_Objective_
Count lines holding the word "fiind". Only the number is wanted.

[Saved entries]
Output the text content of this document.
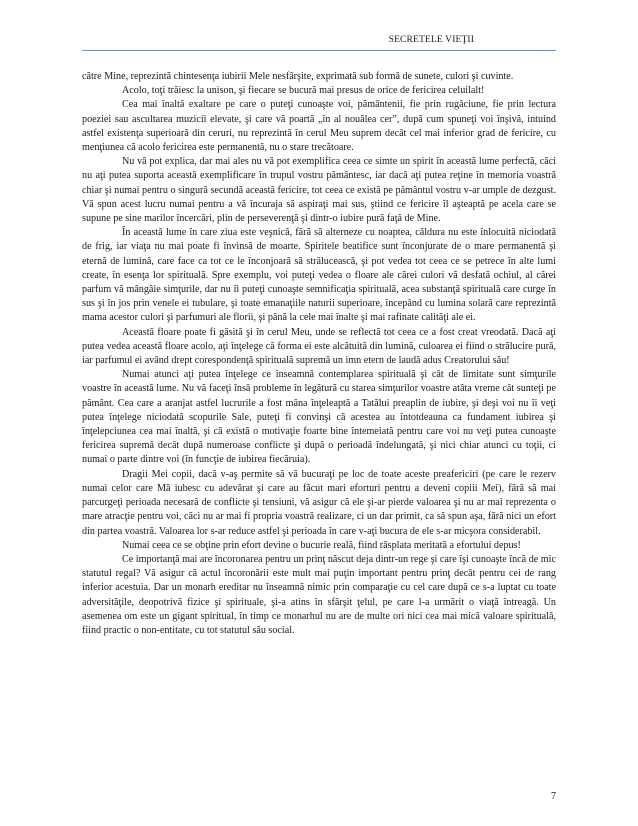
SECRETELE VIEŢII

către Mine, reprezintă chintesenţa iubirii Mele nesfârşite, exprimată sub formă de sunete, culori şi cuvinte.

Acolo, toţi trăiesc la unison, şi fiecare se bucură mai presus de orice de fericirea celuilalt!

Cea mai înaltă exaltare pe care o puteţi cunoaşte voi, pământenii, fie prin rugăciune, fie prin lectura poeziei sau ascultarea muzicii elevate, şi care vă poartă „în al nouălea cer”, după cum spuneţi voi înşivă, intuind astfel existenţa superioară din ceruri, nu reprezintă în cerul Meu suprem decât cel mai inferior grad de fericire, cu menţiunea că acolo fericirea este permanentă, nu o stare trecătoare.

Nu vă pot explica, dar mai ales nu vă pot exemplifica ceea ce simte un spirit în această lume perfectă, căci nu aţi putea suporta această exemplificare în trupul vostru pământesc, iar dacă aţi putea reţine în memoria voastră chiar şi numai pentru o singură secundă această fericire, tot ceea ce există pe pământul vostru v-ar umple de dezgust. Vă spun acest lucru numai pentru a vă încuraja să aspiraţi mai sus, ştiind ce fericire îl aşteaptă pe acela care se supune pe sine marilor încercări, plin de perseverenţă şi dintr-o iubire pură faţă de Mine.

În această lume în care ziua este veşnică, fără să alterneze cu noaptea, căldura nu este înlocuită niciodată de frig, iar viaţa nu mai poate fi învinsă de moarte. Spiritele beatifice sunt înconjurate de o mare permanentă şi eternă de lumină, care face ca tot ce le înconjoară să strălucească, şi pot vedea tot ceea ce se petrece în alte lumi create, în esenţa lor spirituală. Spre exemplu, voi puteţi vedea o floare ale cărei culori vă desfată ochiul, al cărei parfum vă mângâie simţurile, dar nu îi puteţi cunoaşte semnificaţia spirituală, acea substanţă spirituală care curge în sus şi în jos prin venele ei tubulare, şi toate emanaţiile naturii superioare, începând cu lumina solară care reprezintă mama acestor culori şi parfumuri ale florii, şi până la cele mai înalte şi mai rafinate calităţi ale ei.

Această floare poate fi găsită şi în cerul Meu, unde se reflectă tot ceea ce a fost creat vreodată. Dacă aţi putea vedea această floare acolo, aţi înţelege că forma ei este alcătuită din lumină, culoarea ei fiind o strălucire pură, iar parfumul ei având drept corespondenţă spirituală supremă un imn etern de laudă adus Creatorului său!

Numai atunci aţi putea înţelege ce înseamnă contemplarea spirituală şi cât de limitate sunt simţurile voastre în această lume. Nu vă faceţi însă probleme în legătură cu starea simţurilor voastre atâta vreme cât sunteţi pe pământ. Cea care a aranjat astfel lucrurile a fost mâna înţeleaptă a Tatălui preaplin de iubire, şi deşi voi nu îi veţi putea înţelege niciodată scopurile Sale, puteţi fi convinşi că acestea au întotdeauna ca fundament iubirea şi înţelepciunea cea mai înaltă, şi că există o motivaţie foarte bine întemeiată pentru care voi nu veţi putea cunoaşte fericirea supremă decât după numeroase conflicte şi după o perioadă îndelungată, şi nici chiar atunci cu toţii, ci numai o parte dintre voi (în funcţie de iubirea fiecăruia).

Dragii Mei copii, dacă v-aş permite să vă bucuraţi pe loc de toate aceste preafericiri (pe care le rezerv numai celor care Mă iubesc cu adevărat şi care au făcut mari eforturi pentru a deveni copiii Mei), fără să mai parcurgeţi perioada necesară de conflicte şi tensiuni, vă asigur că ele şi-ar pierde valoarea şi nu ar mai reprezenta o mare atracţie pentru voi, căci nu ar mai fi propria voastră realizare, ci un dar primit, ca să spun aşa, fără nici un efort din partea voastră. Valoarea lor s-ar reduce astfel şi perioada în care v-aţi bucura de ele s-ar micşora considerabil.

Numai ceea ce se obţine prin efort devine o bucurie reală, fiind răsplata meritată a efortului depus!

Ce importanţă mai are încoronarea pentru un prinţ născut deja dintr-un rege şi care îşi cunoaşte încă de mic statutul regal? Vă asigur că actul încoronării este mult mai puţin important pentru prinţ decât pentru cei de rang inferior acestuia. Dar un monarh ereditar nu înseamnă nimic prin comparaţie cu cel care după ce s-a luptat cu toate adversităţile, deopotrivă fizice şi spirituale, şi-a atins în sfârşit ţelul, pe care l-a urmărit o viaţă întreagă. Un asemenea om este un gigant spiritual, în timp ce monarhul nu are de multe ori nici cea mai mică valoare spirituală, fiind practic o non-entitate, cu tot statutul său social.

7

_Response below_
3